◆ **Stated goal**
Return each line containing the string "recording".

◆ **Entries supplied**
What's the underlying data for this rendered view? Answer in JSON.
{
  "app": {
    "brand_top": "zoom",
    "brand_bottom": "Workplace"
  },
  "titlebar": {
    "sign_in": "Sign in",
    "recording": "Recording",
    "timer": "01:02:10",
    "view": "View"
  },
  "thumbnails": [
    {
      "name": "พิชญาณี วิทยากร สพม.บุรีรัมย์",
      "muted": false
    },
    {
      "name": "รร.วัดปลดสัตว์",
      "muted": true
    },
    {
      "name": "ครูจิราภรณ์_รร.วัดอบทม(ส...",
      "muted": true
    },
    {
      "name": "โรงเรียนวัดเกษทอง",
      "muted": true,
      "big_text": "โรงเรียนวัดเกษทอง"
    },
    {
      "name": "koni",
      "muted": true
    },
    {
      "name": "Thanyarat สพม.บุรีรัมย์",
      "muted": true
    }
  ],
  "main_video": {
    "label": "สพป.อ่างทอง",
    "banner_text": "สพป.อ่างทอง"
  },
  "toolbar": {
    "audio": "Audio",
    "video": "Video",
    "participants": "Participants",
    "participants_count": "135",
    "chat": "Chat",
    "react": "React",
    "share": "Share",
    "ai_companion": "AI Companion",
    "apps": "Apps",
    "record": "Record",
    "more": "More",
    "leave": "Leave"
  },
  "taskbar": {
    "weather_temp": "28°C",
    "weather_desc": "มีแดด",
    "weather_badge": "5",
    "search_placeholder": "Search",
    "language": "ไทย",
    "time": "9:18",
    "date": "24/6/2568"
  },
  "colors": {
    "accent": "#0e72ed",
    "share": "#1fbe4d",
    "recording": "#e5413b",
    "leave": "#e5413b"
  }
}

* * *

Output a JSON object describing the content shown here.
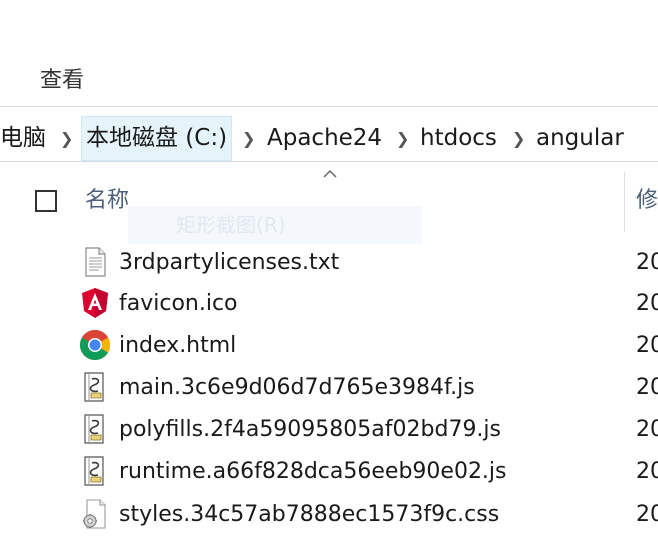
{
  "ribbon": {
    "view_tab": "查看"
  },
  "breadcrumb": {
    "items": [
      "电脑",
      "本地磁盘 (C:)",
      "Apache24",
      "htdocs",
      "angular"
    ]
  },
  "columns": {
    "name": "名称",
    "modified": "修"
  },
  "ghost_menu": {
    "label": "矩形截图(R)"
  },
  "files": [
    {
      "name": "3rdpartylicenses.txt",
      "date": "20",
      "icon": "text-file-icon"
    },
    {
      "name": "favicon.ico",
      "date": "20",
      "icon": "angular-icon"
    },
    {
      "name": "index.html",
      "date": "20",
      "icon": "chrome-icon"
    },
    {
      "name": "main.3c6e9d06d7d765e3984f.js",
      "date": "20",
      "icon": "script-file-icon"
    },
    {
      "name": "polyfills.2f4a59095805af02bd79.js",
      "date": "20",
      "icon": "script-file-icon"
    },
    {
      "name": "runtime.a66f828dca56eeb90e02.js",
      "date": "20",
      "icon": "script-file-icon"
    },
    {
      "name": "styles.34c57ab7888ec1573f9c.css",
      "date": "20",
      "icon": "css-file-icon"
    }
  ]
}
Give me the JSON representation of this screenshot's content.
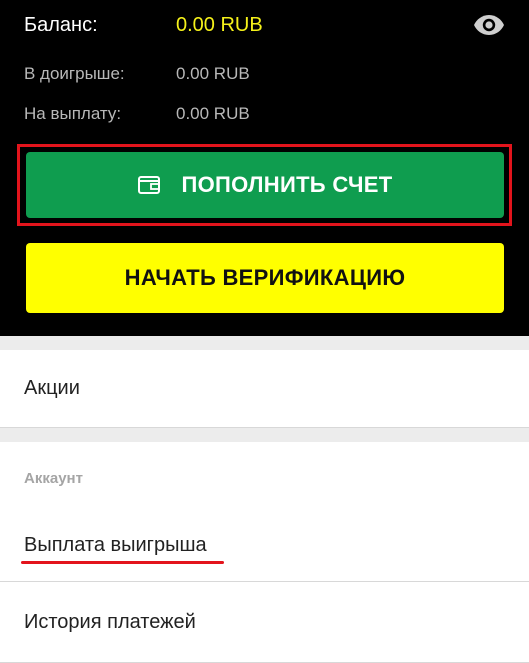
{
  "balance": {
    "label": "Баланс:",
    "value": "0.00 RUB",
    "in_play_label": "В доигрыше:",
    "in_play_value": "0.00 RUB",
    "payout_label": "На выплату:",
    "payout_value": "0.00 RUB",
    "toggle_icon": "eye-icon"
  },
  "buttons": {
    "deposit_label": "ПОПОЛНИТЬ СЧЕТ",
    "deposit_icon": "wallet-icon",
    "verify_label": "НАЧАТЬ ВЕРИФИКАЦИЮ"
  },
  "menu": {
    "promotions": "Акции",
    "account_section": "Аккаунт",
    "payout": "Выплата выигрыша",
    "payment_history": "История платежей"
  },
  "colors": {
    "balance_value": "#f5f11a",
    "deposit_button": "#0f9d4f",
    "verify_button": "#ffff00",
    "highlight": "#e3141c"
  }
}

◆ **Problem solution**
    "recording": "Recording",
    "recording": "#e5413b",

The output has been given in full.